━━━━━ TEXTO EXTRAÍDO

HISTÓRICO:
A Lei Complementar 70/91 que extinguiu o FINSOCIAL e instituiu a COFINS previa a isenção da então instituída contribuição para as sociedades civis, nos termos do artigo 6º, II in verbis:
Art. 6° São isentas da contribuição:
II - as sociedades civis de que trata o art. 1° do Decreto-Lei n° 2.397, de 21 de dezembro de 1987;
Ocorre que, sobreveio a Lei 9.430/1996 que em seu artigo 56 revogou a isenção concedida pela Lei Complementar 70/91, determinando a incidência da COFINS sobre a receita bruta das sociedades civis de prestação de serviços de profissões regulamentadas.
O artigo 56 está assim transcrito:
Art. 56. As sociedades civis de prestação de serviços de profissão legalmente regulamentada passam a contribuir para a seguridade social com base na receita bruta da prestação de serviços, observadas as normas da Lei Complementar nº 70 de 30 de dezembro de 1991.
Parágrafo único: Para efeito da incidência da contribuição de que trata este artigo, serão consideradas as receitas auferidas a partir do mês de abril de 1997.
Devido a essa revogação tácita – uma vez que a Lei 9.430/96 não revogou expressamente a isenção prevista no artigo 6º, II da LC 70/91 - muita polêmica doutrinária e jurisprudencial fora travada, sendo o cerne da questão a possibilidade ou não de uma lei ordinária ter o poder de revogar uma lei complementar.
LEI COMPLEMENTAR E INSTITUIÇÃO DE CONTRIBUIÇÕES COM BASE DE CÁLCULO PREVISTA CONSTITUCIONALMENTE.
Primeiramente cabe observar que embora a COFINS tenha sido instituída por meio de Lei Complementar, tal contribuição não necessitava desta espécie legislativa para poder adentrar no ordenamento jurídico brasileiro, senão vejamos:
O artigo 195 da Constituição Federal de 1988 entre outras normatizações prevê diversas bases de cálculos para a instituição de contribuições sociais, dentre as quais o artigo originário da Carta Magna previa em seu inciso, I “b” a “receita’ como base de cálculo para a incidência de contribuição social.
Já o parágrafo 4º do artigo 195 é expresso ao disciplinar que lei pode instituir contribuições diversas das já disciplinadas no artigo 195 da Carta Magna, desde que observe a regra do artigo 154, I da CF/88 que trata sobre a criação dos denominados impostos residuais, ou seja, deve ser criado por lei complementar, não podem ser cumulativos e devem ter fato gerador e base de cálculo distintos dos impostos discriminados na Constituição Federal.
Sendo assim, fica claro que a exigência de lei complementar se dá somente em caso de instituição de contribuição social que tenha base de cálculo diversa das bases de cálculos citadas no artigo 195 da Constituição da República. Caso se trate de contribuição social que tenha base de cálculo prevista constitucionalmente bastaria simples lei ordinária para sua instituição.

━━━━━━━━━━
━━━━━ LINHAS FORNECIDAS

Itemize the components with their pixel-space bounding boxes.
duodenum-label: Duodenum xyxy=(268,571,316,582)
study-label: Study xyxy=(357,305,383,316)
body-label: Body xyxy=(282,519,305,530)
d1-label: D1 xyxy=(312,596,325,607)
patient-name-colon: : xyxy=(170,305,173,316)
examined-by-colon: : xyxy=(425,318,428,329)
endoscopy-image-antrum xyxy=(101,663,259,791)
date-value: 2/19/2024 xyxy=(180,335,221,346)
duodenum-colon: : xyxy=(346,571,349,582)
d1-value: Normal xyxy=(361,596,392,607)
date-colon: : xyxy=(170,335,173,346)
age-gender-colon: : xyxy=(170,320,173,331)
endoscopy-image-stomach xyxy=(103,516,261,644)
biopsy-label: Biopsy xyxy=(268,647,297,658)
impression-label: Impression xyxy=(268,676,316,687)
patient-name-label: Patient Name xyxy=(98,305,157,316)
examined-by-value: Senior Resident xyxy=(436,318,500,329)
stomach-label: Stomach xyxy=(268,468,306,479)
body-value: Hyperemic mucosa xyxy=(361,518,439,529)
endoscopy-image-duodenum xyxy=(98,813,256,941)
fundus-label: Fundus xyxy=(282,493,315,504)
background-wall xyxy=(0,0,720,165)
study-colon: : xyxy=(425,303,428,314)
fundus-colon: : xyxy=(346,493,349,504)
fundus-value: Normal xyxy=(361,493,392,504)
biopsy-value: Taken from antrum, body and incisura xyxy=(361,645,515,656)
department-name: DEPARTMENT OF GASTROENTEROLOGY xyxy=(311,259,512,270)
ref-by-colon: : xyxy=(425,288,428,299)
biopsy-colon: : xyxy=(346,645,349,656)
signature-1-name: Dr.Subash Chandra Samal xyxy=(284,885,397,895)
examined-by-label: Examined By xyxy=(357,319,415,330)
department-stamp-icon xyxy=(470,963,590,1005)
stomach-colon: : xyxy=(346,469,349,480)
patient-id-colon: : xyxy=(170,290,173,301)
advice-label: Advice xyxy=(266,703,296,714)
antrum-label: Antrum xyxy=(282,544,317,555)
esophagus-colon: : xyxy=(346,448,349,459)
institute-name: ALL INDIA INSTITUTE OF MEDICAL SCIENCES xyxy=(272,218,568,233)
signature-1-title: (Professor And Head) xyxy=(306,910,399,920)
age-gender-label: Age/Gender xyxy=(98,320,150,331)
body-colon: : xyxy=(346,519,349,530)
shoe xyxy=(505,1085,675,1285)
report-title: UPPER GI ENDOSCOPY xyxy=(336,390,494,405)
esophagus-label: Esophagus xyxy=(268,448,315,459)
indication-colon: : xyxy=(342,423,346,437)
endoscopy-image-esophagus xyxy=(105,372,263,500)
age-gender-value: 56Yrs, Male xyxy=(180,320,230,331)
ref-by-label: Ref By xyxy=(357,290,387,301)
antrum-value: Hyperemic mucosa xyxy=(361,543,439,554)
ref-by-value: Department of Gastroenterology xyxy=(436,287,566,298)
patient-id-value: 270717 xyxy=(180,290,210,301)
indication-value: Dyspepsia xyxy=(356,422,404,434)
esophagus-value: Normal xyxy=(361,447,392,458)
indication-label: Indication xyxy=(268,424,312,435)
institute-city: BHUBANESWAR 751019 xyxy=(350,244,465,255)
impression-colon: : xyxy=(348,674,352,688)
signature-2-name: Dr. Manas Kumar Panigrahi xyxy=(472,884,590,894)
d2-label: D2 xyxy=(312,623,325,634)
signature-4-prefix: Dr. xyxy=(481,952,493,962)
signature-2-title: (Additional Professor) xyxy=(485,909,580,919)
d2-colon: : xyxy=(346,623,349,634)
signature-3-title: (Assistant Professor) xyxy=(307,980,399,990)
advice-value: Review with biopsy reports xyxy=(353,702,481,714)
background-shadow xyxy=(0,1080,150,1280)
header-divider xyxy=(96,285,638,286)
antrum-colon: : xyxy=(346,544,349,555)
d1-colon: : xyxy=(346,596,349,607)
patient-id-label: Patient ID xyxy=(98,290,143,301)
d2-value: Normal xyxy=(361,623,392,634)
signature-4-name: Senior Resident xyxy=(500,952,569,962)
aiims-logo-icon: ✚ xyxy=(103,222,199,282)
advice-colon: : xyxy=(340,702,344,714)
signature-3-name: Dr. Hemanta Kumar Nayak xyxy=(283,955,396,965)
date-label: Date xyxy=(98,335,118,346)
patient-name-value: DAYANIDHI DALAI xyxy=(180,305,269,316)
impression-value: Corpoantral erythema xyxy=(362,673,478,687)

━━━━━━━━━━

### ORIENTAÇÃO
Transcreva, do texto sobre a COFINS, o trecho que começa em "O artigo 56" e termina em "uma lei complementar.".

### RESPOSTA DO EXERCÍCIO
O artigo 56 está assim transcrito:
Art. 56. As sociedades civis de prestação de serviços de profissão legalmente regulamentada passam a contribuir para a seguridade social com base na receita bruta da prestação de serviços, observadas as normas da Lei Complementar nº 70 de 30 de dezembro de 1991.
Parágrafo único: Para efeito da incidência da contribuição de que trata este artigo, serão consideradas as receitas auferidas a partir do mês de abril de 1997.
Devido a essa revogação tácita – uma vez que a Lei 9.430/96 não revogou expressamente a isenção prevista no artigo 6º, II da LC 70/91 - muita polêmica doutrinária e jurisprudencial fora travada, sendo o cerne da questão a possibilidade ou não de uma lei ordinária ter o poder de revogar uma lei complementar.